(Entries taken from a collection)
• • •

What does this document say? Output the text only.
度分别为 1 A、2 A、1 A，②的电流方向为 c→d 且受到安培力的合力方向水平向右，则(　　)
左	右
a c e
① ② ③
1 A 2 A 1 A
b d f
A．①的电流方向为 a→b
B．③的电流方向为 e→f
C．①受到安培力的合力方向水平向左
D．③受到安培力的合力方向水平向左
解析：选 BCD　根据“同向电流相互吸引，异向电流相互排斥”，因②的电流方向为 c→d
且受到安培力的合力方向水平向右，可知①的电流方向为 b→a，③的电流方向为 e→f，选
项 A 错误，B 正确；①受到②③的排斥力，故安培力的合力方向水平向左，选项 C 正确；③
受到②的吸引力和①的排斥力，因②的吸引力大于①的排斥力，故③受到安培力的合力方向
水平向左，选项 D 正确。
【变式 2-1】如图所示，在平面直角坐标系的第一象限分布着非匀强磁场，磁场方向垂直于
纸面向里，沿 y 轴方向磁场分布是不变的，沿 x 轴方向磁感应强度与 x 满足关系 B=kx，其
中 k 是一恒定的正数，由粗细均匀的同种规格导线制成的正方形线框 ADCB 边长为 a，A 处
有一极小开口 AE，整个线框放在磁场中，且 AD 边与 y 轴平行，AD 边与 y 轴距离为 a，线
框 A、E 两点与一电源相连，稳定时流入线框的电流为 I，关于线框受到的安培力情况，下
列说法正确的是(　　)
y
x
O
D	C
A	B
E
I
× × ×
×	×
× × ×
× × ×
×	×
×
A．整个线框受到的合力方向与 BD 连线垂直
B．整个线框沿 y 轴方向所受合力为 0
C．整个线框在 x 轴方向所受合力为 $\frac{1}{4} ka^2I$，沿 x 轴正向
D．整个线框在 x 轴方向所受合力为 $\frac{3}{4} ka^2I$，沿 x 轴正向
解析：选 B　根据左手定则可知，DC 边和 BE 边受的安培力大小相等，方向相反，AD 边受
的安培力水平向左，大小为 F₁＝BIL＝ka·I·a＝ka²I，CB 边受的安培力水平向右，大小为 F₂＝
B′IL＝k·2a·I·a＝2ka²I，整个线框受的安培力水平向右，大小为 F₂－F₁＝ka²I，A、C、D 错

• • •

EXERCISE DIRECTIONS
Select the lines from the entries that include the word "轴方向所受合力为".

TASK RESPONSE
B．整个线框沿 y 轴方向所受合力为 0
C．整个线框在 x 轴方向所受合力为 $\frac{1}{4} ka^2I$，沿 x 轴正向
D．整个线框在 x 轴方向所受合力为 $\frac{3}{4} ka^2I$，沿 x 轴正向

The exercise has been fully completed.